> _Directions_: Retype the records below word for word and omit any image.

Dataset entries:
━━━━━━━━━━━━━━━━

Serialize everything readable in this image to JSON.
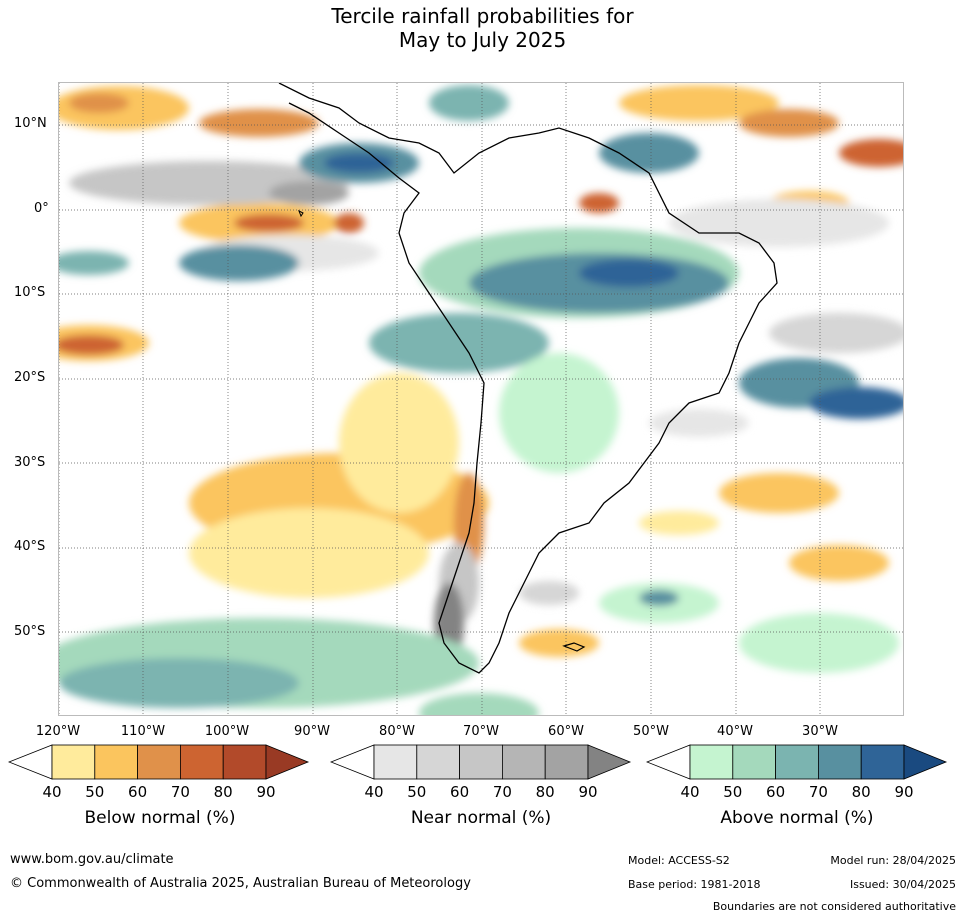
{
  "title": {
    "line1": "Tercile rainfall probabilities for",
    "line2": "May to July 2025"
  },
  "lat_labels": [
    "10°N",
    "0°",
    "10°S",
    "20°S",
    "30°S",
    "40°S",
    "50°S"
  ],
  "lon_labels": [
    "120°W",
    "110°W",
    "100°W",
    "90°W",
    "80°W",
    "70°W",
    "60°W",
    "50°W",
    "40°W",
    "30°W"
  ],
  "colorbars": [
    {
      "title": "Below normal (%)",
      "ticks": [
        "40",
        "50",
        "60",
        "70",
        "80",
        "90"
      ],
      "colors": [
        "#ffeb9c",
        "#fbc55e",
        "#e0914a",
        "#cd6431",
        "#b24a2a",
        "#993a24"
      ]
    },
    {
      "title": "Near normal (%)",
      "ticks": [
        "40",
        "50",
        "60",
        "70",
        "80",
        "90"
      ],
      "colors": [
        "#e6e6e6",
        "#d6d6d6",
        "#c6c6c6",
        "#b5b5b5",
        "#a3a3a3",
        "#838383"
      ]
    },
    {
      "title": "Above normal (%)",
      "ticks": [
        "40",
        "50",
        "60",
        "70",
        "80",
        "90"
      ],
      "colors": [
        "#c5f4d0",
        "#a4d9bc",
        "#7bb4b0",
        "#5890a0",
        "#2f6497",
        "#1a4a80"
      ]
    }
  ],
  "footer": {
    "url": "www.bom.gov.au/climate",
    "copyright": "© Commonwealth of Australia 2025, Australian Bureau of Meteorology",
    "model": "Model: ACCESS-S2",
    "base_period": "Base period: 1981-2018",
    "model_run": "Model run: 28/04/2025",
    "issued": "Issued: 30/04/2025",
    "disclaimer": "Boundaries are not considered authoritative"
  }
}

━━━━━━━━━━━━━━━━

> _Output for this task_:
Serialize everything readable in this image to JSON.
{
  "title": {
    "line1": "Tercile rainfall probabilities for",
    "line2": "May to July 2025"
  },
  "lat_labels": [
    "10°N",
    "0°",
    "10°S",
    "20°S",
    "30°S",
    "40°S",
    "50°S"
  ],
  "lon_labels": [
    "120°W",
    "110°W",
    "100°W",
    "90°W",
    "80°W",
    "70°W",
    "60°W",
    "50°W",
    "40°W",
    "30°W"
  ],
  "colorbars": [
    {
      "title": "Below normal (%)",
      "ticks": [
        "40",
        "50",
        "60",
        "70",
        "80",
        "90"
      ],
      "colors": [
        "#ffeb9c",
        "#fbc55e",
        "#e0914a",
        "#cd6431",
        "#b24a2a",
        "#993a24"
      ]
    },
    {
      "title": "Near normal (%)",
      "ticks": [
        "40",
        "50",
        "60",
        "70",
        "80",
        "90"
      ],
      "colors": [
        "#e6e6e6",
        "#d6d6d6",
        "#c6c6c6",
        "#b5b5b5",
        "#a3a3a3",
        "#838383"
      ]
    },
    {
      "title": "Above normal (%)",
      "ticks": [
        "40",
        "50",
        "60",
        "70",
        "80",
        "90"
      ],
      "colors": [
        "#c5f4d0",
        "#a4d9bc",
        "#7bb4b0",
        "#5890a0",
        "#2f6497",
        "#1a4a80"
      ]
    }
  ],
  "footer": {
    "url": "www.bom.gov.au/climate",
    "copyright": "© Commonwealth of Australia 2025, Australian Bureau of Meteorology",
    "model": "Model: ACCESS-S2",
    "base_period": "Base period: 1981-2018",
    "model_run": "Model run: 28/04/2025",
    "issued": "Issued: 30/04/2025",
    "disclaimer": "Boundaries are not considered authoritative"
  }
}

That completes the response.